[A run of records]
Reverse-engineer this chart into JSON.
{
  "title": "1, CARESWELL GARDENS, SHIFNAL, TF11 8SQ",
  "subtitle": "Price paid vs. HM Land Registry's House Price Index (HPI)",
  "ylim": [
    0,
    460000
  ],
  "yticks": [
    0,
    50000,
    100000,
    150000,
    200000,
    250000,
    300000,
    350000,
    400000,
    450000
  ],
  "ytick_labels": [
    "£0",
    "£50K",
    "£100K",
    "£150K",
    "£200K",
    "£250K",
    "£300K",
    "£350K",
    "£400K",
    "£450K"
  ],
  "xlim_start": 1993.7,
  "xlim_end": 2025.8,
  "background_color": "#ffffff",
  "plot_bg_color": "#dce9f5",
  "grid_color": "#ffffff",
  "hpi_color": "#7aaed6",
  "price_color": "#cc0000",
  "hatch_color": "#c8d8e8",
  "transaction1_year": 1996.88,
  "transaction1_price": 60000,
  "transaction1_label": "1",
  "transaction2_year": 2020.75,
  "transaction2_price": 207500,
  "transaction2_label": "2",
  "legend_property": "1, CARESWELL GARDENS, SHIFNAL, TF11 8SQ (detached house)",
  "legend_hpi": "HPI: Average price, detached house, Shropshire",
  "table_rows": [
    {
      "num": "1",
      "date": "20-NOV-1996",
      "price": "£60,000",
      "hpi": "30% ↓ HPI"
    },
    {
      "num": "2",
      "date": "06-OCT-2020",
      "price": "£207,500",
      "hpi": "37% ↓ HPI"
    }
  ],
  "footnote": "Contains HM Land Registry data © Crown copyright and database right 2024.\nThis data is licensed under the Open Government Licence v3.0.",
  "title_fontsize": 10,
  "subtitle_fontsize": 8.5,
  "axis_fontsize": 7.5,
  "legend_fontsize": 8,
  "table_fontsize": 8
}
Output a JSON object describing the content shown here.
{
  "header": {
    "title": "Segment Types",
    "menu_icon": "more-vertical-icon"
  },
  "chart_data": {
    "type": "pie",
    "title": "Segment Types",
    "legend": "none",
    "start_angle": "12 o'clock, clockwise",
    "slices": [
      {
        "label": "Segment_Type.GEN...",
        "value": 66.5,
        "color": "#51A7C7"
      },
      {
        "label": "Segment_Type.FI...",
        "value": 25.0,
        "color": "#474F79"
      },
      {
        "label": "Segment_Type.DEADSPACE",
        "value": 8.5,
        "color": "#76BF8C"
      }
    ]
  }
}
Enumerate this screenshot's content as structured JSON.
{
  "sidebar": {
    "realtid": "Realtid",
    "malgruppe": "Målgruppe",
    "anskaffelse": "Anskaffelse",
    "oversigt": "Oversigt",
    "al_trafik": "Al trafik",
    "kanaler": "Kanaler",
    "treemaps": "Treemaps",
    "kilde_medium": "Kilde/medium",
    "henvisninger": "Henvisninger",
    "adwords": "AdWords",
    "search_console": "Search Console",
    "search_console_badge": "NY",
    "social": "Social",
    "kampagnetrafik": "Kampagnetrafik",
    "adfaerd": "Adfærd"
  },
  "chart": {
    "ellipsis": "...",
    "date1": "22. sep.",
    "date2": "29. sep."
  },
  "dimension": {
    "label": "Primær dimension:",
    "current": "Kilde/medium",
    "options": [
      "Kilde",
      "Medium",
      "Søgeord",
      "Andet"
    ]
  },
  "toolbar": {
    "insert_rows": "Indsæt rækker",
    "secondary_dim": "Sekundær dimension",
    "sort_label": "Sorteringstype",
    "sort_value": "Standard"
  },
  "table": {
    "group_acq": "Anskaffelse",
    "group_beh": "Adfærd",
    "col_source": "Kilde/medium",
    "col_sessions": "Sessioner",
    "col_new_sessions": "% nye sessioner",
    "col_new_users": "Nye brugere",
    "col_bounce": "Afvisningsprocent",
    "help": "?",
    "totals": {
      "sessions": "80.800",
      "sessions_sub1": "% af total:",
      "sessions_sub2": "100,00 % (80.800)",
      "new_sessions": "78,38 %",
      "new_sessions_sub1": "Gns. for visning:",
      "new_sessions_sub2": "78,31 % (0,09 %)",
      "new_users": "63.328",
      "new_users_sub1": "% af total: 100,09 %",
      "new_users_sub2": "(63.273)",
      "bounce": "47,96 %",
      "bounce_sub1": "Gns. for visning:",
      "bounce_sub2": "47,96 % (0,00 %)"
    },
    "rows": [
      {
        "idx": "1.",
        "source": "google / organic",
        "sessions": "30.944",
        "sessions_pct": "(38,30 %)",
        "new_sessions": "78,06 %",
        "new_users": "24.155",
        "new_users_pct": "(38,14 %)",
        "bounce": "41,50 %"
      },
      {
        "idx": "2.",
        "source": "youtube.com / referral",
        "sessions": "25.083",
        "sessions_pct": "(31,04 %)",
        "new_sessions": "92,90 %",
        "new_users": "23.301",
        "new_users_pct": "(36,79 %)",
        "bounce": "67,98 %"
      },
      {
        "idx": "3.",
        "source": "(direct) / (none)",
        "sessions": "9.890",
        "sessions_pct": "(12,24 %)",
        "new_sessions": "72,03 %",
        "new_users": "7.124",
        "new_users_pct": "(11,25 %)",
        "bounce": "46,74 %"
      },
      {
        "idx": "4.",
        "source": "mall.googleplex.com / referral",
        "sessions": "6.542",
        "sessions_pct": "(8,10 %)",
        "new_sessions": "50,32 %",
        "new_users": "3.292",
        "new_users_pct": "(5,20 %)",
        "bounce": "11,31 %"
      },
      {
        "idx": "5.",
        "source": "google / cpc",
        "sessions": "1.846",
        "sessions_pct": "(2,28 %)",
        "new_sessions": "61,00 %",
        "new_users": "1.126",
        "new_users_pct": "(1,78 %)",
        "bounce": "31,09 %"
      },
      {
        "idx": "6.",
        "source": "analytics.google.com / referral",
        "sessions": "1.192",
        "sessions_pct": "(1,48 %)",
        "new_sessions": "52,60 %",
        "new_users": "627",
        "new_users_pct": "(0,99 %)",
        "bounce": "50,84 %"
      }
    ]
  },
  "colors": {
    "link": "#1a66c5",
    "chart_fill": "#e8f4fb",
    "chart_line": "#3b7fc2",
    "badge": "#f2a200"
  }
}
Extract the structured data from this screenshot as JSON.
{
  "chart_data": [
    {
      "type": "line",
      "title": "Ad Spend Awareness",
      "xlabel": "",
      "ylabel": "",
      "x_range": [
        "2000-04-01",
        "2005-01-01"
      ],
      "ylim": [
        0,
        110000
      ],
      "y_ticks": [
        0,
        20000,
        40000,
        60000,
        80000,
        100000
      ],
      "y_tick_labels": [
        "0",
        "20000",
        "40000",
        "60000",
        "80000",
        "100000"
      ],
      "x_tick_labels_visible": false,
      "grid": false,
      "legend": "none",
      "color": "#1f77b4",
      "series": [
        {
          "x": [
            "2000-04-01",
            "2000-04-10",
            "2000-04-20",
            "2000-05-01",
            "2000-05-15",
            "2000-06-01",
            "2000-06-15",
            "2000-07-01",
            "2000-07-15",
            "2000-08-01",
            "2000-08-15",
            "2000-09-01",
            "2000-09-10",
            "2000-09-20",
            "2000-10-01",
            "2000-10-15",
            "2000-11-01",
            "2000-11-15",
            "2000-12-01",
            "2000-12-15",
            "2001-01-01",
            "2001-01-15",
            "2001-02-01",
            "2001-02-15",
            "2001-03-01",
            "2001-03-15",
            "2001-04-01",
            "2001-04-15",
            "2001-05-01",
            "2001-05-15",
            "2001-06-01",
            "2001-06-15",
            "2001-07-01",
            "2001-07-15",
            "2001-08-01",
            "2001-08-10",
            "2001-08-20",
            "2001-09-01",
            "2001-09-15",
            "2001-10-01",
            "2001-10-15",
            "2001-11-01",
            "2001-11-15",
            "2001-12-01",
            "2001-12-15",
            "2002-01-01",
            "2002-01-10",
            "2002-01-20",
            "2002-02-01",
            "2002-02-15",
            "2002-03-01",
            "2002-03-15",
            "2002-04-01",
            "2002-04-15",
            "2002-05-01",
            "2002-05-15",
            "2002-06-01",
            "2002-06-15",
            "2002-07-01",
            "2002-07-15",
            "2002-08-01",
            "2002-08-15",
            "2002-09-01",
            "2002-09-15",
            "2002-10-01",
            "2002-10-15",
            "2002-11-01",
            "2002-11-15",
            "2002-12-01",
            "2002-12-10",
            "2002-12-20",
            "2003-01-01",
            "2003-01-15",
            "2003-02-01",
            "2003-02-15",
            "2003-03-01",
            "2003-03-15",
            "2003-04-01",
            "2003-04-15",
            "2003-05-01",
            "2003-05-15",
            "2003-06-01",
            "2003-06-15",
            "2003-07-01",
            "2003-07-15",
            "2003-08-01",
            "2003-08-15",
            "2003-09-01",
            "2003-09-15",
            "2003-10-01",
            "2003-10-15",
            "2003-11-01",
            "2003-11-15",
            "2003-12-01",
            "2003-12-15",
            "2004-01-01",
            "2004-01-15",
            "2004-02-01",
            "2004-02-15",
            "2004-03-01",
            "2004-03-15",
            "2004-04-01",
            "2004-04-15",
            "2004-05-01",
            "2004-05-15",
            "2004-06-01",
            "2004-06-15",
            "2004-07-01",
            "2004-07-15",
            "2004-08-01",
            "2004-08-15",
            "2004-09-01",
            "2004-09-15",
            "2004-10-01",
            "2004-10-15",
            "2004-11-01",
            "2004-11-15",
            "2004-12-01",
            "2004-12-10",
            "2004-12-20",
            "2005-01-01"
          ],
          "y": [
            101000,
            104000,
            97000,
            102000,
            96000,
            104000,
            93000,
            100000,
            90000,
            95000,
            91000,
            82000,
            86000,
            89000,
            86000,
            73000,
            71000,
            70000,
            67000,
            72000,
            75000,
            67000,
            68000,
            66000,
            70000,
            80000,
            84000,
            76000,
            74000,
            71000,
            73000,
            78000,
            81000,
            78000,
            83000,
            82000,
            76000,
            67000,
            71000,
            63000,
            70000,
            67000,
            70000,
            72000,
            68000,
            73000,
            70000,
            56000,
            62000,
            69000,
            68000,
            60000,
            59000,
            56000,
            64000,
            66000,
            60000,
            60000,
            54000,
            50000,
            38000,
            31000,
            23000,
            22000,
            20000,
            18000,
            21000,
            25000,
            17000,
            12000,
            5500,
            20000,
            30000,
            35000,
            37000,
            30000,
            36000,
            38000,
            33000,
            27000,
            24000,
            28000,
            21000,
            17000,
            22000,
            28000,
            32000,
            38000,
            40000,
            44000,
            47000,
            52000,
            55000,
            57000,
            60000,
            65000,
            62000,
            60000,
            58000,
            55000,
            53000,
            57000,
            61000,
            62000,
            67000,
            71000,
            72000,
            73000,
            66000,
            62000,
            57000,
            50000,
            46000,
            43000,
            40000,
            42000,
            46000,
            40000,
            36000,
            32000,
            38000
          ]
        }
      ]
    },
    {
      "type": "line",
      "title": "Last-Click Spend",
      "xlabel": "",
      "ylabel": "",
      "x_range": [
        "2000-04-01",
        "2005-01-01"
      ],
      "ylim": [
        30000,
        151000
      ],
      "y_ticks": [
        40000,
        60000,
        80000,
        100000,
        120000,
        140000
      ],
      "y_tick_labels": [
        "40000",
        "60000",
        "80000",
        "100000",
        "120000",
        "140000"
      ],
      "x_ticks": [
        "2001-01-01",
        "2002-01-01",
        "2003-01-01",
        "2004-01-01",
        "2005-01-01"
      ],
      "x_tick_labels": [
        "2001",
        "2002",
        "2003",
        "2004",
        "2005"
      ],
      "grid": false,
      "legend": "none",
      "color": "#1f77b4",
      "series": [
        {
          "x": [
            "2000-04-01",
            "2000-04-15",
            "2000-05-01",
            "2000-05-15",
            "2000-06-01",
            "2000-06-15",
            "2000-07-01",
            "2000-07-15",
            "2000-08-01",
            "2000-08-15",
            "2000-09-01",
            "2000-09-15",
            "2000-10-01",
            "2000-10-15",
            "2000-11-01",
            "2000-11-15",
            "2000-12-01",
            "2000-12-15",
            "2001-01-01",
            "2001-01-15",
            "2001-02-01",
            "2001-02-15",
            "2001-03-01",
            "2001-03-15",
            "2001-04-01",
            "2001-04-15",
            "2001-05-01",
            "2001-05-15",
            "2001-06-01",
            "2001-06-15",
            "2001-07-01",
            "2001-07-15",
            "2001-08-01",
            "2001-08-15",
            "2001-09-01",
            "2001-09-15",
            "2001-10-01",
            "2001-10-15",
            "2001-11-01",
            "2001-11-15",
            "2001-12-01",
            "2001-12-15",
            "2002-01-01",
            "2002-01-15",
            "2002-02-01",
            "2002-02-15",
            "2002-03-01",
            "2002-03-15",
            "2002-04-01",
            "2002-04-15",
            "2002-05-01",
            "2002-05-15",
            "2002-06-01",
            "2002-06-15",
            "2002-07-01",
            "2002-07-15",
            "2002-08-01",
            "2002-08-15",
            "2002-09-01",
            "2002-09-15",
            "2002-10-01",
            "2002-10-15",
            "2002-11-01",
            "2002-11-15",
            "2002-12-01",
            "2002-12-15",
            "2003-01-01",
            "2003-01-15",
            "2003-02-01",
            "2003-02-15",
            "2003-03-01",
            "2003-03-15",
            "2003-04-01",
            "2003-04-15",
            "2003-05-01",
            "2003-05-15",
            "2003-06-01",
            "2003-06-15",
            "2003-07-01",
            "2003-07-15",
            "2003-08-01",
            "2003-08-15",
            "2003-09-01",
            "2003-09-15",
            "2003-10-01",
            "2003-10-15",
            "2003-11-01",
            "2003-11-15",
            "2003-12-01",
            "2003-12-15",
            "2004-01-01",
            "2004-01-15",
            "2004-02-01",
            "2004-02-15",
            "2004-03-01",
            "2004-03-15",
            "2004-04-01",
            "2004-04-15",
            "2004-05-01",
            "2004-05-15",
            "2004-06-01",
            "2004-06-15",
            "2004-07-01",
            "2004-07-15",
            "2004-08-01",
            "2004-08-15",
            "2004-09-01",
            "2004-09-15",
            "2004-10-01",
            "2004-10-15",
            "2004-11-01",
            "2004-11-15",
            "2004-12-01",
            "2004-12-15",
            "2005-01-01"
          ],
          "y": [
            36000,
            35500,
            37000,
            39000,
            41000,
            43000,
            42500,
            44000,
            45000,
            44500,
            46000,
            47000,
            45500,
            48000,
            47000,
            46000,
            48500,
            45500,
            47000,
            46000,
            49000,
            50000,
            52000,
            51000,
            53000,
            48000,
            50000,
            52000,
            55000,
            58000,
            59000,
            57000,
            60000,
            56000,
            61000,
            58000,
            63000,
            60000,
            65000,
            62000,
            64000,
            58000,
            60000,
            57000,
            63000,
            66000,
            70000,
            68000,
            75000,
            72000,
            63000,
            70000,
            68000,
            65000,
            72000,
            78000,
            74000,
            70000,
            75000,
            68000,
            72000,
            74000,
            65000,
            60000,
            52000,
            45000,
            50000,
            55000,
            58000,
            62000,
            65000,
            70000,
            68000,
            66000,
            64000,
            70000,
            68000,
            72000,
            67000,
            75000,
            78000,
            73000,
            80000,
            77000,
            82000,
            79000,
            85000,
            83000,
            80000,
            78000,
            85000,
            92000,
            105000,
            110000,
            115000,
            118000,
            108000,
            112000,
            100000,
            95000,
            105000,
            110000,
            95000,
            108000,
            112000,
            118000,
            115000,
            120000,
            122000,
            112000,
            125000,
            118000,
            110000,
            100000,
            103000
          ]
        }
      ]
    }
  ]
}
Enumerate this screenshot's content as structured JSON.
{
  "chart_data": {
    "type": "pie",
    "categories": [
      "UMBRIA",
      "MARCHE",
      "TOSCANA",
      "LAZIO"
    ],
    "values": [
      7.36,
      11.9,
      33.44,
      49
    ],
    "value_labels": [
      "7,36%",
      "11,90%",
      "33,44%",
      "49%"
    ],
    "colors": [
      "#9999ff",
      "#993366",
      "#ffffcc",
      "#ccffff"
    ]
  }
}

[Given instruction]: Reproduce each line of the material containing the word "JSON".

[Solution for this problem]:
Reverse-engineer this chart into JSON.
Output a JSON object describing the content shown here.
Enumerate this screenshot's content as structured JSON.
Extract the structured data from this screenshot as JSON.
Enumerate this screenshot's content as structured JSON.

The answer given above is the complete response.